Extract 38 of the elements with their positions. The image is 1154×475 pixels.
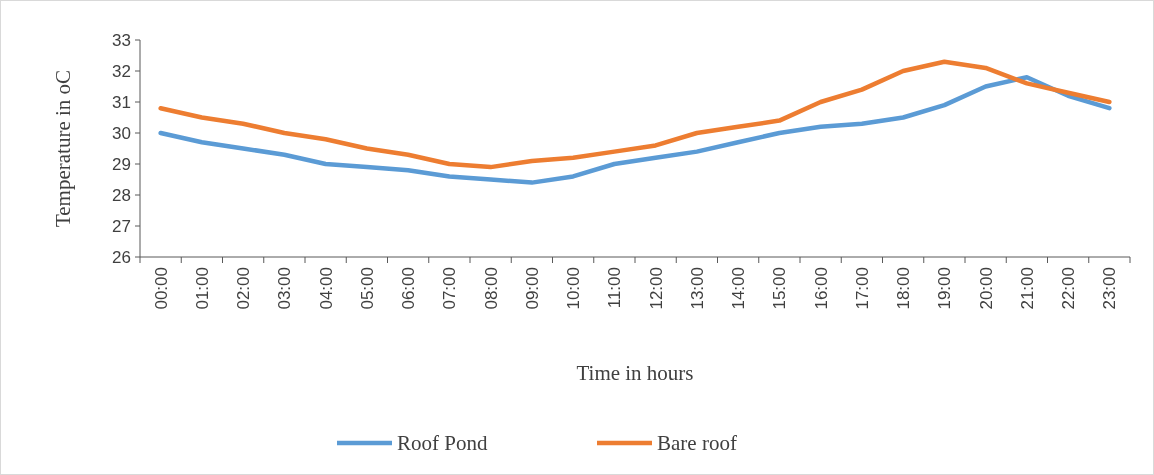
legend-label: Roof Pond [397,431,488,456]
y-tick-label: 30 [112,123,131,143]
y-tick-label: 31 [112,92,131,112]
y-tick-label: 29 [112,154,131,174]
x-tick-label: 06:00 [399,267,419,310]
x-tick-label: 14:00 [729,267,749,310]
x-tick-label: 04:00 [316,267,336,310]
x-tick-label: 19:00 [935,267,955,310]
y-tick-label: 26 [112,247,131,267]
x-tick-label: 08:00 [481,267,501,310]
y-tick-label: 32 [112,61,131,81]
x-tick-label: 09:00 [522,267,542,310]
x-tick-label: 02:00 [234,267,254,310]
x-tick-label: 20:00 [976,267,996,310]
y-axis-title: Temperature in oC [51,69,75,228]
x-tick-label: 15:00 [770,267,790,310]
line-series [158,59,1112,170]
x-tick-label: 11:00 [605,267,625,309]
x-tick-label: 21:00 [1017,267,1037,310]
line-series [158,74,1112,185]
x-tick-label: 13:00 [687,267,707,310]
x-tick-label: 22:00 [1059,267,1079,310]
x-tick-label: 10:00 [564,267,584,310]
x-tick-label: 07:00 [440,267,460,310]
x-tick-label: 00:00 [151,267,171,310]
y-tick-label: 33 [112,30,131,50]
legend-label: Bare roof [657,431,737,456]
x-tick-label: 17:00 [852,267,872,310]
x-tick-label: 23:00 [1100,267,1120,310]
x-axis-title: Time in hours [576,361,694,385]
x-tick-label: 01:00 [192,267,212,310]
y-tick-label: 28 [112,185,131,205]
x-tick-label: 03:00 [275,267,295,310]
x-tick-label: 18:00 [894,267,914,310]
y-tick-label: 27 [112,216,131,236]
x-tick-label: 12:00 [646,267,666,310]
x-tick-label: 16:00 [811,267,831,310]
x-tick-label: 05:00 [357,267,377,310]
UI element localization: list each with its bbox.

==========

Given request: Output everything from the line containing "legend-label: Roof Pond [397,431,488,456]" down to the line containing "x-tick-label: 14:00 [729,267,749,310]", both included, as a Markdown table with the columns Row and Line. Leave out blank lines.

The answer:
| Row | Line |
|---|---|
| 1 | legend-label: Roof Pond [397,431,488,456] |
| 2 | y-tick-label: 30 [112,123,131,143] |
| 3 | y-tick-label: 31 [112,92,131,112] |
| 4 | y-tick-label: 29 [112,154,131,174] |
| 5 | x-tick-label: 06:00 [399,267,419,310] |
| 6 | x-tick-label: 14:00 [729,267,749,310] |